Instruction =>
Reproduce the listing exactly, with no pictures in your copy.

Dataset entries on figures:
# # #

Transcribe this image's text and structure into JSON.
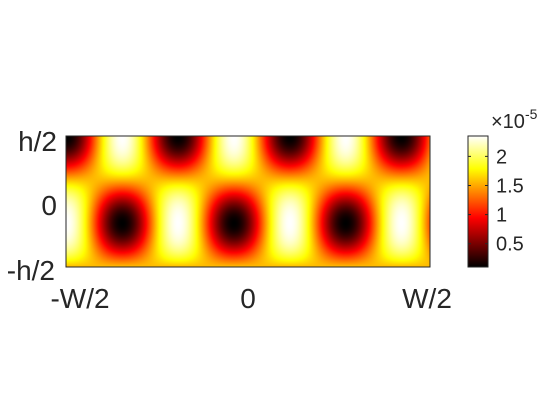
{
  "chart_data": {
    "type": "heatmap",
    "title": "",
    "xlabel": "",
    "ylabel": "",
    "x_ticks": [
      "-W/2",
      "0",
      "W/2"
    ],
    "y_ticks": [
      "h/2",
      "0",
      "-h/2"
    ],
    "colormap": "hot",
    "field": {
      "pattern": "standing-wave",
      "x_periods_across_width": 6.5,
      "y_periods_across_height": 1.5,
      "min": 0.1,
      "max": 2.35
    },
    "colorbar": {
      "exponent_label": "×10",
      "exponent_power": "-5",
      "ticks": [
        {
          "value": 0.5,
          "label": "0.5"
        },
        {
          "value": 1.0,
          "label": "1"
        },
        {
          "value": 1.5,
          "label": "1.5"
        },
        {
          "value": 2.0,
          "label": "2"
        }
      ],
      "range": [
        0.1,
        2.35
      ]
    }
  }
}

# # #

Exercise output =>
Transcribe this image's text and structure into JSON.
{
  "chart_data": {
    "type": "heatmap",
    "title": "",
    "xlabel": "",
    "ylabel": "",
    "x_ticks": [
      "-W/2",
      "0",
      "W/2"
    ],
    "y_ticks": [
      "h/2",
      "0",
      "-h/2"
    ],
    "colormap": "hot",
    "field": {
      "pattern": "standing-wave",
      "x_periods_across_width": 6.5,
      "y_periods_across_height": 1.5,
      "min": 0.1,
      "max": 2.35
    },
    "colorbar": {
      "exponent_label": "×10",
      "exponent_power": "-5",
      "ticks": [
        {
          "value": 0.5,
          "label": "0.5"
        },
        {
          "value": 1.0,
          "label": "1"
        },
        {
          "value": 1.5,
          "label": "1.5"
        },
        {
          "value": 2.0,
          "label": "2"
        }
      ],
      "range": [
        0.1,
        2.35
      ]
    }
  }
}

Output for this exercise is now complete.